• **Aim of the task**: Using the records below, report how many lines hold "INSTANT", with no extra text.

▼

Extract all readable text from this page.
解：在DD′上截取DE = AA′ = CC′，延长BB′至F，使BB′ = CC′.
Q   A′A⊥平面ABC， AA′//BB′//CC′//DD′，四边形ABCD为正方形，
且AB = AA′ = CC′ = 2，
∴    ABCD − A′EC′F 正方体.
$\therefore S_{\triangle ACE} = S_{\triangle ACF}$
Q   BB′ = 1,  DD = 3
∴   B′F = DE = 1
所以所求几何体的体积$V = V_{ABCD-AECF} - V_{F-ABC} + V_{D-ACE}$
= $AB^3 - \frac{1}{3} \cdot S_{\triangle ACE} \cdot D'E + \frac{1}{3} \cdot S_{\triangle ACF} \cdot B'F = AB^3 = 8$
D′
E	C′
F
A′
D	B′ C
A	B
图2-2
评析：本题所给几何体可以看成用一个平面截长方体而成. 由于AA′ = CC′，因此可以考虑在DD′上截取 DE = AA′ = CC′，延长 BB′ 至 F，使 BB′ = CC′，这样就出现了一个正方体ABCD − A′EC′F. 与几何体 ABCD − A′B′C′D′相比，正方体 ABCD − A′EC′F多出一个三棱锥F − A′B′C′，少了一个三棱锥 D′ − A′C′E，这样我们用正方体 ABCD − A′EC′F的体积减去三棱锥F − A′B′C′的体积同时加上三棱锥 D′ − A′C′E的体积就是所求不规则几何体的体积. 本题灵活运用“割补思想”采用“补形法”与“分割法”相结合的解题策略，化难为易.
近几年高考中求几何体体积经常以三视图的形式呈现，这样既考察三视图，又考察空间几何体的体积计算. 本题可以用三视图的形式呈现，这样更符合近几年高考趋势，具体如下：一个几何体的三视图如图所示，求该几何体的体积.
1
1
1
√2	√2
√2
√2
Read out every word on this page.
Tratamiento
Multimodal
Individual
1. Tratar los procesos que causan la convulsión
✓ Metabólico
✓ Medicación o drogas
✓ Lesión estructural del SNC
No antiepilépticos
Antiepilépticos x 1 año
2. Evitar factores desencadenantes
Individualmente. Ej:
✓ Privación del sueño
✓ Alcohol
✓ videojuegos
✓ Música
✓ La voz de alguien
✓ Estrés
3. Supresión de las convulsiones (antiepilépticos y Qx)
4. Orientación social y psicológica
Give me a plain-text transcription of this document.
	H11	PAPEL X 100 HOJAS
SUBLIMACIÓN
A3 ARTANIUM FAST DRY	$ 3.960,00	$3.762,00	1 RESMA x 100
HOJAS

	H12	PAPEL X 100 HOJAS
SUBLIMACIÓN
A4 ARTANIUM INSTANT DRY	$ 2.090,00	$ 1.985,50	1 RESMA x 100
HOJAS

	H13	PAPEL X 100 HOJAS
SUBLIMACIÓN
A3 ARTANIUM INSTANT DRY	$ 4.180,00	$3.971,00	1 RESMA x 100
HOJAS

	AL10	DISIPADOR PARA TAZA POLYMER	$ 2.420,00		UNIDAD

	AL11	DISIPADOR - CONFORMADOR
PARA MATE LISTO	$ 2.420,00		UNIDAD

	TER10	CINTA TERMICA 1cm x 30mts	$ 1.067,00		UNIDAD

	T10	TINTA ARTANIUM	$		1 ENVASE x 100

▲

• **Result for this exercise**: 2